++++ DATA LINES ++++

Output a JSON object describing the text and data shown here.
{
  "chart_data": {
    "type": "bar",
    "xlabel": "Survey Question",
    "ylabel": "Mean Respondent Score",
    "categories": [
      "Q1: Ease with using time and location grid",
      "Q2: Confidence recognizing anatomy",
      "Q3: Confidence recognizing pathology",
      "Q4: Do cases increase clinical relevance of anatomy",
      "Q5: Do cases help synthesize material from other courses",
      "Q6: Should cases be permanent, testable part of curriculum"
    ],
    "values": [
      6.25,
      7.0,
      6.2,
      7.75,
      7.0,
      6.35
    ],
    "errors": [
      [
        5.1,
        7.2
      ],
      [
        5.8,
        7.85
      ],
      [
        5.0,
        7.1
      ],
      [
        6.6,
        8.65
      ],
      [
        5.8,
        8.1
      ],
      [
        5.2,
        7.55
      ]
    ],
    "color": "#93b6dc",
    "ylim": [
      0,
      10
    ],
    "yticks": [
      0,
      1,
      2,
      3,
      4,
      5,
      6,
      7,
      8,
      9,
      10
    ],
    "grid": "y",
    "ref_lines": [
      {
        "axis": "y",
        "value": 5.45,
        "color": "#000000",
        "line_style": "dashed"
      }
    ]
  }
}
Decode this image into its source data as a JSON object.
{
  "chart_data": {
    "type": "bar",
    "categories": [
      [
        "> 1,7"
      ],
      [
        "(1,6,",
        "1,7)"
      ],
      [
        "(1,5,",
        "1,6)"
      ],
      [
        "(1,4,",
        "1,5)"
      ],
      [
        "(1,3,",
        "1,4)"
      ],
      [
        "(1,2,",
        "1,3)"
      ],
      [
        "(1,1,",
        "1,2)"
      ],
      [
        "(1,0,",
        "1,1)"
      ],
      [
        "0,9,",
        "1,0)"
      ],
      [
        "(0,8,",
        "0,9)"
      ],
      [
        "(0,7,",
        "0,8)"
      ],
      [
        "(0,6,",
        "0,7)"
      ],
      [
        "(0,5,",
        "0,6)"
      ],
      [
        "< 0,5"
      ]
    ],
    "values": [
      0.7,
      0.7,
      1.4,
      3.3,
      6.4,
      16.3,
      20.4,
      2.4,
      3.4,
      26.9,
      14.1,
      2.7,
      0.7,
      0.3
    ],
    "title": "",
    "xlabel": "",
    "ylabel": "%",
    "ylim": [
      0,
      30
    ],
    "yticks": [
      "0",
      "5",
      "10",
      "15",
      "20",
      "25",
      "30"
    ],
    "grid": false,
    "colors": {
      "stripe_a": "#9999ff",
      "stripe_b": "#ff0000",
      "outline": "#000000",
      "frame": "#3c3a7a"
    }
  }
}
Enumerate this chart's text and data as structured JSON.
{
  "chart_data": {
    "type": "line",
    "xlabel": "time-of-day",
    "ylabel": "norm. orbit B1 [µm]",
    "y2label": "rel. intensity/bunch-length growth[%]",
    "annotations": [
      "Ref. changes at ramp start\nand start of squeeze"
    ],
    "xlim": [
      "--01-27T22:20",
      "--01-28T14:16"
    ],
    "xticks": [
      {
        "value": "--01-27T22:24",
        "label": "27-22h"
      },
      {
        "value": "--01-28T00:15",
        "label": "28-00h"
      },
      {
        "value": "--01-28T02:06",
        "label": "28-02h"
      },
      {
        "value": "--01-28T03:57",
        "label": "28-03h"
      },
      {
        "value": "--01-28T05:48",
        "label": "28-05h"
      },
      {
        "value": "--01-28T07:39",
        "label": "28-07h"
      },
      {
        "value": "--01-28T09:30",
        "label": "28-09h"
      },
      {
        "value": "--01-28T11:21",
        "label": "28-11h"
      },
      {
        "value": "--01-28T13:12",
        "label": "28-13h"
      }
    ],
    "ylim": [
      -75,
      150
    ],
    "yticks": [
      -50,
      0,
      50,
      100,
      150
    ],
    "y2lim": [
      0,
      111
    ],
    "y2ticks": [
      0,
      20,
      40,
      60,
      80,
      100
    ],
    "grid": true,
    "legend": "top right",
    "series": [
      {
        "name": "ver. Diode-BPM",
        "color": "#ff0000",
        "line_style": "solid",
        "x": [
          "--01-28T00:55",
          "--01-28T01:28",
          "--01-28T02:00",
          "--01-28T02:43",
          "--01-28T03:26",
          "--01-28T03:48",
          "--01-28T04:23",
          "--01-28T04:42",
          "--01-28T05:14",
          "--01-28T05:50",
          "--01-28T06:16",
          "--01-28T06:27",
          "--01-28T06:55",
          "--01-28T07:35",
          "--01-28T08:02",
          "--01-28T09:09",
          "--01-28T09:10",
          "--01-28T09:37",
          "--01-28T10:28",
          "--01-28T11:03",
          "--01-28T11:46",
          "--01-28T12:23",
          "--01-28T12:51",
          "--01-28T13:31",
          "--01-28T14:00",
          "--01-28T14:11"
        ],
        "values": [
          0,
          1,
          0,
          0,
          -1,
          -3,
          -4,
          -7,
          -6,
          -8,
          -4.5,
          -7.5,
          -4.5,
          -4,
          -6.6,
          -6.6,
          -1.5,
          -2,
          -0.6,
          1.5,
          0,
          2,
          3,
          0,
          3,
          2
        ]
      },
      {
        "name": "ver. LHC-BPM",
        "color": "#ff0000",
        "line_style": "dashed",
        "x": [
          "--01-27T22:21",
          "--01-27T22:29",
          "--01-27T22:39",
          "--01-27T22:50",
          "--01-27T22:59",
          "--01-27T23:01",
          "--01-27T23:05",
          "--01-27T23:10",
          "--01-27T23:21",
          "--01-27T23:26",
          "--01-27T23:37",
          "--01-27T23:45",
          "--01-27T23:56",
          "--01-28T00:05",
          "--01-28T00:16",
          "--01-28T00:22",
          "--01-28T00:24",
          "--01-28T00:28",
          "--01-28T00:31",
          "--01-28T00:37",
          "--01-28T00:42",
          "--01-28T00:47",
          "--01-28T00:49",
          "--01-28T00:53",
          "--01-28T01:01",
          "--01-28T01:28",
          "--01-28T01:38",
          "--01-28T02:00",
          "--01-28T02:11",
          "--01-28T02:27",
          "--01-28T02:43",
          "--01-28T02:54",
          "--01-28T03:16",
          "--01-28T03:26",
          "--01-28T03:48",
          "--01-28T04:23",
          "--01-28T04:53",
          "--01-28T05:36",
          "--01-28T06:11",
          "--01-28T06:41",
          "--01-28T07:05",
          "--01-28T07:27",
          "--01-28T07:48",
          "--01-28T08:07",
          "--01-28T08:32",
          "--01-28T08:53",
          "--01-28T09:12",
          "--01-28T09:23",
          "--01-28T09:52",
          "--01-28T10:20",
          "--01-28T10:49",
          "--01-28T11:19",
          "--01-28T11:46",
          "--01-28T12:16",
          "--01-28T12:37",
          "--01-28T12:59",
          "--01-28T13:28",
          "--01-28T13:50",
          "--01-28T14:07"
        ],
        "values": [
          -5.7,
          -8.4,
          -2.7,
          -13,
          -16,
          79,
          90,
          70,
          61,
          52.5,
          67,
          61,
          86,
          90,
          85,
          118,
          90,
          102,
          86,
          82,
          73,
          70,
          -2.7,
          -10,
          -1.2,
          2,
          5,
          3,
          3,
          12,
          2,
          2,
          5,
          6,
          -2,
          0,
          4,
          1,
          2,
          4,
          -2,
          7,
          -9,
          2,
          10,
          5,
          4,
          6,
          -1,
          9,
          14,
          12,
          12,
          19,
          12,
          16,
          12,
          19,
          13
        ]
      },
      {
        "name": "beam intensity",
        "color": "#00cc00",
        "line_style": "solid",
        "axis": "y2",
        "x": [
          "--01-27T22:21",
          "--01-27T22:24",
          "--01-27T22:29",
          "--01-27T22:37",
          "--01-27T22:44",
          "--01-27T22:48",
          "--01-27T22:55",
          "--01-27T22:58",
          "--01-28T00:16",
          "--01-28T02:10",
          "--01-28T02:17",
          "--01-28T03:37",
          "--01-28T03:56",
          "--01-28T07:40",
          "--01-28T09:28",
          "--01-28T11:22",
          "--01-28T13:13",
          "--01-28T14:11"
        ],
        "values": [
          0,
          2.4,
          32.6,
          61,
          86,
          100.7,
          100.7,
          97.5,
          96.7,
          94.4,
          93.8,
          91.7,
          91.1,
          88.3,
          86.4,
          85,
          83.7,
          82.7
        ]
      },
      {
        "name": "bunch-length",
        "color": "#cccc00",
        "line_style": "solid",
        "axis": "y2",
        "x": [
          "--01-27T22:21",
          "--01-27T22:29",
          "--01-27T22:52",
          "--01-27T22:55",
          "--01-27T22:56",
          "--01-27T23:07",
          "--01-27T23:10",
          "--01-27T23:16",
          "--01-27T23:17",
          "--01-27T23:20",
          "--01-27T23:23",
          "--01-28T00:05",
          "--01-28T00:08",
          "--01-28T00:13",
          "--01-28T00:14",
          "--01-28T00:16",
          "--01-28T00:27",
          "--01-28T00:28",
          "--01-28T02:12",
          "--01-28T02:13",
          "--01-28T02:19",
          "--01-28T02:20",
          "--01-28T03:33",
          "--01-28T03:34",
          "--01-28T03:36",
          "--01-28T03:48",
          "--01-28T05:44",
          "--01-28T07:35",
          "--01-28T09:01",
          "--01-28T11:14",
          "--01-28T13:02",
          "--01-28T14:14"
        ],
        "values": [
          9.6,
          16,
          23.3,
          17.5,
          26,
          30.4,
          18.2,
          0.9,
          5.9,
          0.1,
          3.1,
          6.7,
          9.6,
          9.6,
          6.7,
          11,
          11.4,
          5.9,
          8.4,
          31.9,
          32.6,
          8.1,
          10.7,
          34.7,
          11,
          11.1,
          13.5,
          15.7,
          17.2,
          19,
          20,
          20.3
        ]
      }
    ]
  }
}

++++

Isolate the lines above that contain the word "intensity" and copy them.

    "y2label": "rel. intensity/bunch-length growth[%]",
        "name": "beam intensity",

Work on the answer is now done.